What is needed: Using the data below, copy each line that includes the word "bude".

Input:
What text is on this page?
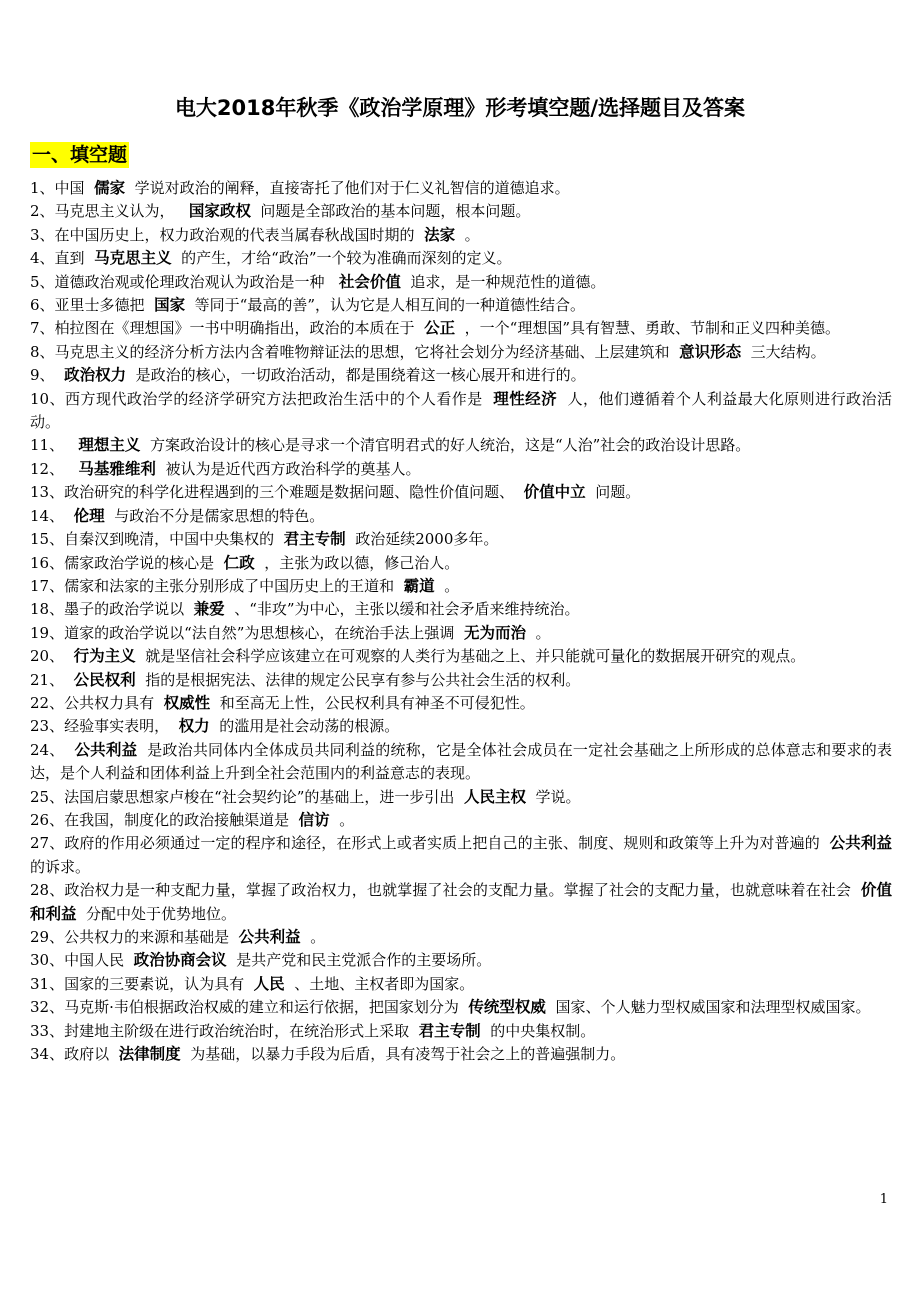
电大2018年秋季《政治学原理》形考填空题/选择题目及答案
一、填空题

1、中国  儒家  学说对政治的阐释，直接寄托了他们对于仁义礼智信的道德追求。

2、马克思主义认为，   国家政权  问题是全部政治的基本问题，根本问题。

3、在中国历史上，权力政治观的代表当属春秋战国时期的  法家  。

4、直到  马克思主义  的产生，才给“政治”一个较为准确而深刻的定义。

5、道德政治观或伦理政治观认为政治是一种   社会价值  追求，是一种规范性的道德。

6、亚里士多德把  国家  等同于“最高的善”，认为它是人相互间的一种道德性结合。

7、柏拉图在《理想国》一书中明确指出，政治的本质在于  公正  ，一个“理想国”具有智慧、勇敢、节制和正义四种美德。

8、马克思主义的经济分析方法内含着唯物辩证法的思想，它将社会划分为经济基础、上层建筑和  意识形态  三大结构。

9、 政治权力  是政治的核心，一切政治活动，都是围绕着这一核心展开和进行的。

10、西方现代政治学的经济学研究方法把政治生活中的个人看作是  理性经济  人，他们遵循着个人利益最大化原则进行政治活动。

11、 理想主义  方案政治设计的核心是寻求一个清官明君式的好人统治，这是“人治”社会的政治设计思路。

12、 马基雅维利  被认为是近代西方政治科学的奠基人。

13、政治研究的科学化进程遇到的三个难题是数据问题、隐性价值问题、  价值中立  问题。

14、 伦理  与政治不分是儒家思想的特色。

15、自秦汉到晚清，中国中央集权的  君主专制  政治延续2000多年。

16、儒家政治学说的核心是  仁政  ，主张为政以德，修己治人。

17、儒家和法家的主张分别形成了中国历史上的王道和  霸道  。

18、墨子的政治学说以  兼爱  、“非攻”为中心，主张以缓和社会矛盾来维持统治。

19、道家的政治学说以“法自然”为思想核心，在统治手法上强调  无为而治  。

20、 行为主义  就是坚信社会科学应该建立在可观察的人类行为基础之上、并只能就可量化的数据展开研究的观点。

21、 公民权利  指的是根据宪法、法律的规定公民享有参与公共社会生活的权利。

22、公共权力具有  权威性  和至高无上性，公民权利具有神圣不可侵犯性。

23、经验事实表明，  权力  的滥用是社会动荡的根源。

24、 公共利益  是政治共同体内全体成员共同利益的统称，它是全体社会成员在一定社会基础之上所形成的总体意志和要求的表达，是个人利益和团体利益上升到全社会范围内的利益意志的表现。

25、法国启蒙思想家卢梭在“社会契约论”的基础上，进一步引出  人民主权  学说。

26、在我国，制度化的政治接触渠道是  信访  。

27、政府的作用必须通过一定的程序和途径，在形式上或者实质上把自己的主张、制度、规则和政策等上升为对普遍的  公共利益  的诉求。

28、政治权力是一种支配力量，掌握了政治权力，也就掌握了社会的支配力量。掌握了社会的支配力量，也就意味着在社会  价值和利益  分配中处于优势地位。

29、公共权力的来源和基础是  公共利益  。

30、中国人民  政治协商会议  是共产党和民主党派合作的主要场所。

31、国家的三要素说，认为具有  人民  、土地、主权者即为国家。

32、马克斯·韦伯根据政治权威的建立和运行依据，把国家划分为  传统型权威  国家、个人魅力型权威国家和法理型权威国家。

33、封建地主阶级在进行政治统治时，在统治形式上采取  君主专制  的中央集权制。

34、政府以  法律制度  为基础，以暴力手段为后盾，具有凌驾于社会之上的普遍强制力。

1
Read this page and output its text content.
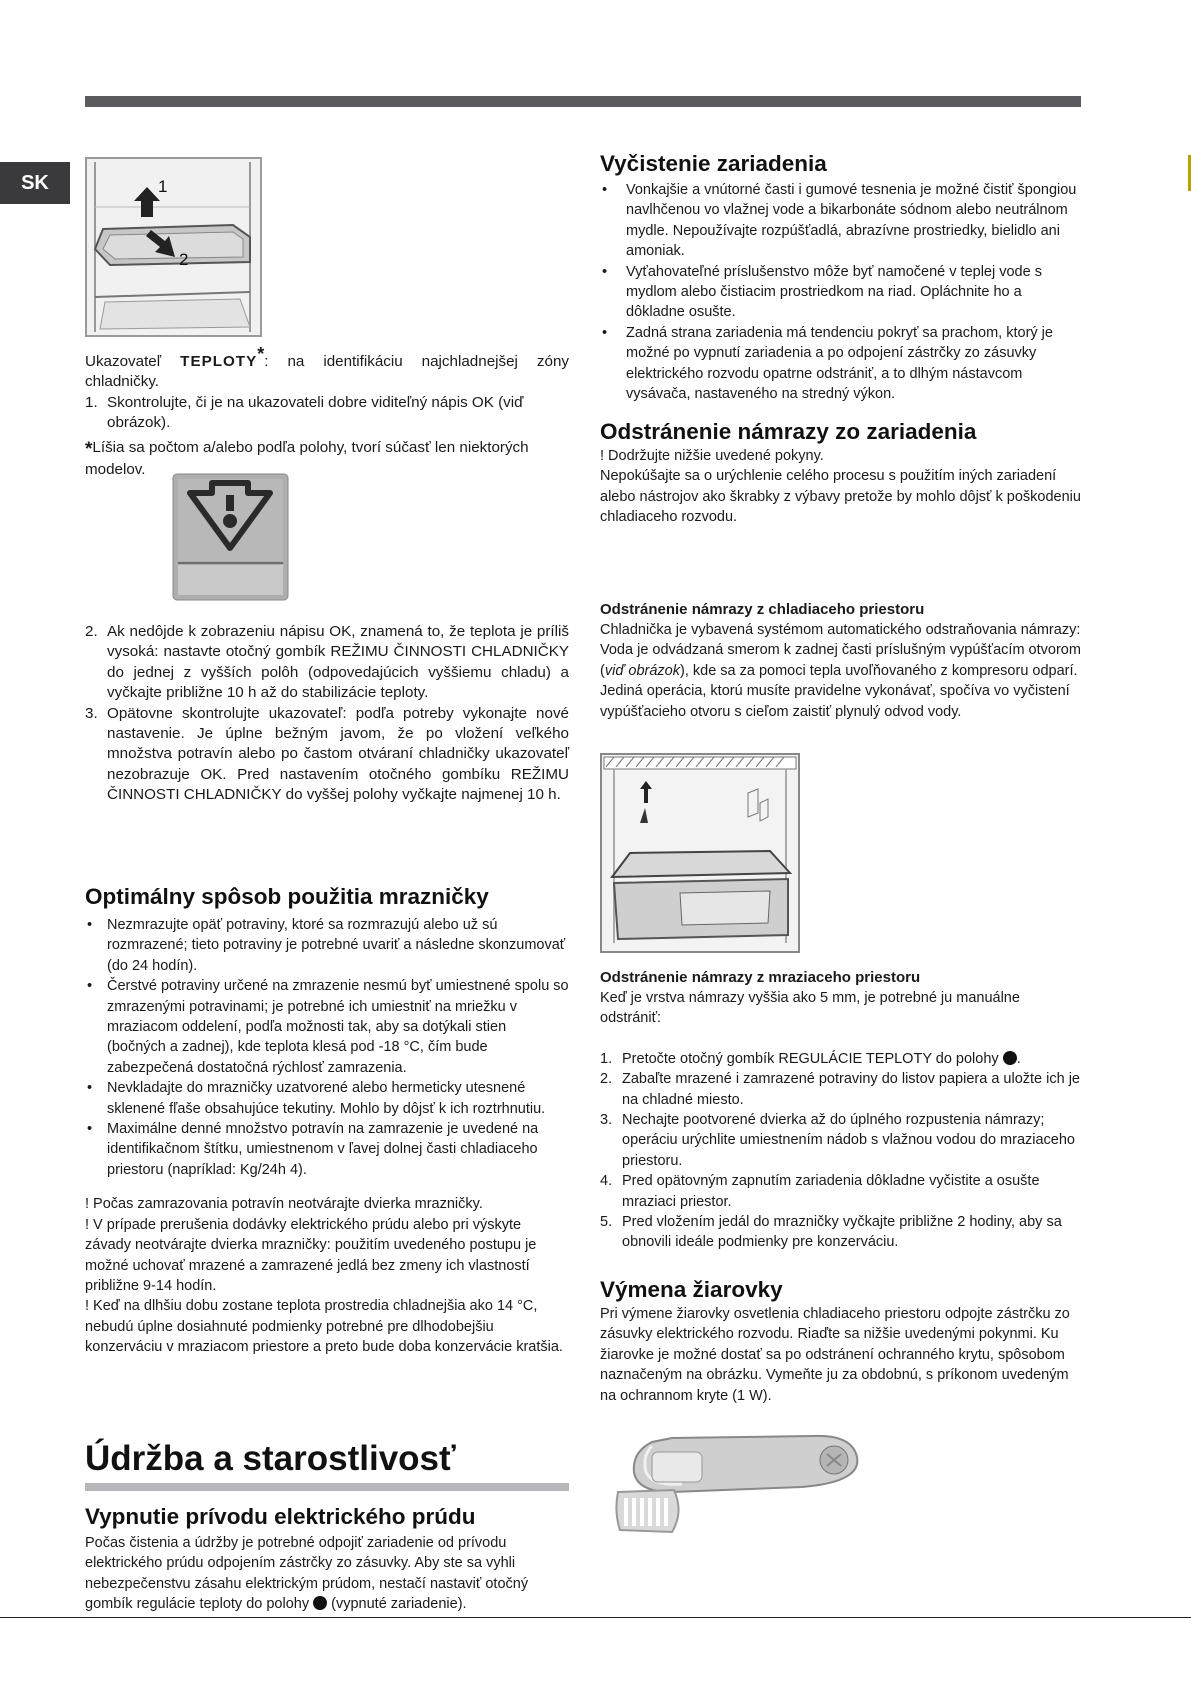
SK	1
2

Ukazovateľ TEPLOTY*: na identifikáciu najchladnejšej zóny chladničky.

1. Skontrolujte, či je na ukazovateli dobre viditeľný nápis OK (viď obrázok).

*Líšia sa počtom a/alebo podľa polohy, tvorí súčasť len niektorých modelov.

2. Ak nedôjde k zobrazeniu nápisu OK, znamená to, že teplota je príliš vysoká: nastavte otočný gombík REŽIMU ČINNOSTI CHLADNIČKY do jednej z vyšších polôh (odpovedajúcich vyššiemu chladu) a vyčkajte približne 10 h až do stabilizácie teploty.
3. Opätovne skontrolujte ukazovateľ: podľa potreby vykonajte nové nastavenie. Je úplne bežným javom, že po vložení veľkého množstva potravín alebo po častom otváraní chladničky ukazovateľ nezobrazuje OK. Pred nastavením otočného gombíku REŽIMU ČINNOSTI CHLADNIČKY do vyššej polohy vyčkajte najmenej 10 h.
Optimálny spôsob použitia mrazničky
• Nezmrazujte opäť potraviny, ktoré sa rozmrazujú alebo už sú rozmrazené; tieto potraviny je potrebné uvariť a následne skonzumovať (do 24 hodín).
• Čerstvé potraviny určené na zmrazenie nesmú byť umiestnené spolu so zmrazenými potravinami; je potrebné ich umiestniť na mriežku v mraziacom oddelení, podľa možnosti tak, aby sa dotýkali stien (bočných a zadnej), kde teplota klesá pod -18 °C, čím bude zabezpečená dostatočná rýchlosť zamrazenia.
• Nevkladajte do mrazničky uzatvorené alebo hermeticky utesnené sklenené fľaše obsahujúce tekutiny. Mohlo by dôjsť k ich roztrhnutiu.
• Maximálne denné množstvo potravín na zamrazenie je uvedené na identifikačnom štítku, umiestnenom v ľavej dolnej časti chladiaceho priestoru (napríklad: Kg/24h 4).

! Počas zamrazovania potravín neotvárajte dvierka mrazničky.

! V prípade prerušenia dodávky elektrického prúdu alebo pri výskyte závady neotvárajte dvierka mrazničky: použitím uvedeného postupu je možné uchovať mrazené a zamrazené jedlá bez zmeny ich vlastností približne 9-14 hodín.

! Keď na dlhšiu dobu zostane teplota prostredia chladnejšia ako 14 °C, nebudú úplne dosiahnuté podmienky potrebné pre dlhodobejšiu konzerváciu v mraziacom priestore a preto bude doba konzervácie kratšia.

Údržba a starostlivosť
Vypnutie prívodu elektrického prúdu

Počas čistenia a údržby je potrebné odpojiť zariadenie od prívodu elektrického prúdu odpojením zástrčky zo zásuvky. Aby ste sa vyhli nebezpečenstvu zásahu elektrickým prúdom, nestačí nastaviť otočný gombík regulácie teploty do polohy  (vypnuté zariadenie).

Vyčistenie zariadenia
• Vonkajšie a vnútorné časti i gumové tesnenia je možné čistiť špongiou navlhčenou vo vlažnej vode a bikarbonáte sódnom alebo neutrálnom mydle. Nepoužívajte rozpúšťadlá, abrazívne prostriedky, bielidlo ani amoniak.
• Vyťahovateľné príslušenstvo môže byť namočené v teplej vode s mydlom alebo čistiacim prostriedkom na riad. Opláchnite ho a dôkladne osušte.
• Zadná strana zariadenia má tendenciu pokryť sa prachom, ktorý je možné po vypnutí zariadenia a po odpojení zástrčky zo zásuvky elektrického rozvodu opatrne odstrániť, a to dlhým nástavcom vysávača, nastaveného na stredný výkon.
Odstránenie námrazy zo zariadenia

! Dodržujte nižšie uvedené pokyny.

Nepokúšajte sa o urýchlenie celého procesu s použitím iných zariadení alebo nástrojov ako škrabky z výbavy pretože by mohlo dôjsť k poškodeniu chladiaceho rozvodu.

Odstránenie námrazy z chladiaceho priestoru

Chladnička je vybavená systémom automatického odstraňovania námrazy: Voda je odvádzaná smerom k zadnej časti príslušným vypúšťacím otvorom (viď obrázok), kde sa za pomoci tepla uvoľňovaného z kompresoru odparí. Jediná operácia, ktorú musíte pravidelne vykonávať, spočíva vo vyčistení vypúšťacieho otvoru s cieľom zaistiť plynulý odvod vody.

Odstránenie námrazy z mraziaceho priestoru

Keď je vrstva námrazy vyššia ako 5 mm, je potrebné ju manuálne odstrániť:

1. Pretočte otočný gombík REGULÁCIE TEPLOTY do polohy .
2. Zabaľte mrazené i zamrazené potraviny do listov papiera a uložte ich je na chladné miesto.
3. Nechajte pootvorené dvierka až do úplného rozpustenia námrazy; operáciu urýchlite umiestnením nádob s vlažnou vodou do mraziaceho priestoru.
4. Pred opätovným zapnutím zariadenia dôkladne vyčistite a osušte mraziaci priestor.
5. Pred vložením jedál do mrazničky vyčkajte približne 2 hodiny, aby sa obnovili ideále podmienky pre konzerváciu.
Výmena žiarovky

Pri výmene žiarovky osvetlenia chladiaceho priestoru odpojte zástrčku zo zásuvky elektrického rozvodu. Riaďte sa nižšie uvedenými pokynmi. Ku žiarovke je možné dostať sa po odstránení ochranného krytu, spôsobom naznačeným na obrázku. Vymeňte ju za obdobnú, s príkonom uvedeným na ochrannom kryte (1 W).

Final result:
• Čerstvé potraviny určené na zmrazenie nesmú byť umiestnené spolu so zmrazenými potravinami; je potrebné ich umiestniť na mriežku v mraziacom oddelení, podľa možnosti tak, aby sa dotýkali stien (bočných a zadnej), kde teplota klesá pod -18 °C, čím bude zabezpečená dostatočná rýchlosť zamrazenia.
! Keď na dlhšiu dobu zostane teplota prostredia chladnejšia ako 14 °C, nebudú úplne dosiahnuté podmienky potrebné pre dlhodobejšiu konzerváciu v mraziacom priestore a preto bude doba konzervácie kratšia.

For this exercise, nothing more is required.